### Task to complete
Every record below should be printed exactly as it appears.

Rows from a figure dataset
* * * * *

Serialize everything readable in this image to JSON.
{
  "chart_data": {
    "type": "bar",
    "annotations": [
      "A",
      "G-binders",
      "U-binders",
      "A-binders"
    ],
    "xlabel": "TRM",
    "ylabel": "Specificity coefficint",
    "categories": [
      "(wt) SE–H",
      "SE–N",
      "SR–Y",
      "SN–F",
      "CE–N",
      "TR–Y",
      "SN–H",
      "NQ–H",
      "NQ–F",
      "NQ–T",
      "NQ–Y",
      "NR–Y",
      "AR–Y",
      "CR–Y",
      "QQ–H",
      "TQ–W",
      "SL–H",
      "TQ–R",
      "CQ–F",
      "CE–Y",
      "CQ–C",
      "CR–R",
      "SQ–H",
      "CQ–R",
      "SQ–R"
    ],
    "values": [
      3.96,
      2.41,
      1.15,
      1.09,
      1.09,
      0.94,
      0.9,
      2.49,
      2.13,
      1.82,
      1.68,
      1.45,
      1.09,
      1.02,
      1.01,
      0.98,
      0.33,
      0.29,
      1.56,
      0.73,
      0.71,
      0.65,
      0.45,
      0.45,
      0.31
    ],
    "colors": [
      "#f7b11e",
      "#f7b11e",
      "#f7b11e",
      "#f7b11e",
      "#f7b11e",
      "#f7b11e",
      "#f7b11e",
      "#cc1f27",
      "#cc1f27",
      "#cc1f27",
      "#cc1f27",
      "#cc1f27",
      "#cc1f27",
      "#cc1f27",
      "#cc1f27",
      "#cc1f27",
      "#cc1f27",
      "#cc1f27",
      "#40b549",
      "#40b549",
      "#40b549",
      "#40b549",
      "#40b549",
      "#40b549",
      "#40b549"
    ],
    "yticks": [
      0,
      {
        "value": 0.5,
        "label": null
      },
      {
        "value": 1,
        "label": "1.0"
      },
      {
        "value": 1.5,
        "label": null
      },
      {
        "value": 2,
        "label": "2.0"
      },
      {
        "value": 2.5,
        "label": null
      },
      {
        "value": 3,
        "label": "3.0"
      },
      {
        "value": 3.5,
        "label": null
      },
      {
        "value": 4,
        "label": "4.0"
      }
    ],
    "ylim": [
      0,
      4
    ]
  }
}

* * * * *

### Solution to the problem
Serialize everything readable in this image to JSON.
{
  "chart_data": {
    "type": "bar",
    "annotations": [
      "A",
      "G-binders",
      "U-binders",
      "A-binders"
    ],
    "xlabel": "TRM",
    "ylabel": "Specificity coefficint",
    "categories": [
      "(wt) SE–H",
      "SE–N",
      "SR–Y",
      "SN–F",
      "CE–N",
      "TR–Y",
      "SN–H",
      "NQ–H",
      "NQ–F",
      "NQ–T",
      "NQ–Y",
      "NR–Y",
      "AR–Y",
      "CR–Y",
      "QQ–H",
      "TQ–W",
      "SL–H",
      "TQ–R",
      "CQ–F",
      "CE–Y",
      "CQ–C",
      "CR–R",
      "SQ–H",
      "CQ–R",
      "SQ–R"
    ],
    "values": [
      3.96,
      2.41,
      1.15,
      1.09,
      1.09,
      0.94,
      0.9,
      2.49,
      2.13,
      1.82,
      1.68,
      1.45,
      1.09,
      1.02,
      1.01,
      0.98,
      0.33,
      0.29,
      1.56,
      0.73,
      0.71,
      0.65,
      0.45,
      0.45,
      0.31
    ],
    "colors": [
      "#f7b11e",
      "#f7b11e",
      "#f7b11e",
      "#f7b11e",
      "#f7b11e",
      "#f7b11e",
      "#f7b11e",
      "#cc1f27",
      "#cc1f27",
      "#cc1f27",
      "#cc1f27",
      "#cc1f27",
      "#cc1f27",
      "#cc1f27",
      "#cc1f27",
      "#cc1f27",
      "#cc1f27",
      "#cc1f27",
      "#40b549",
      "#40b549",
      "#40b549",
      "#40b549",
      "#40b549",
      "#40b549",
      "#40b549"
    ],
    "yticks": [
      0,
      {
        "value": 0.5,
        "label": null
      },
      {
        "value": 1,
        "label": "1.0"
      },
      {
        "value": 1.5,
        "label": null
      },
      {
        "value": 2,
        "label": "2.0"
      },
      {
        "value": 2.5,
        "label": null
      },
      {
        "value": 3,
        "label": "3.0"
      },
      {
        "value": 3.5,
        "label": null
      },
      {
        "value": 4,
        "label": "4.0"
      }
    ],
    "ylim": [
      0,
      4
    ]
  }
}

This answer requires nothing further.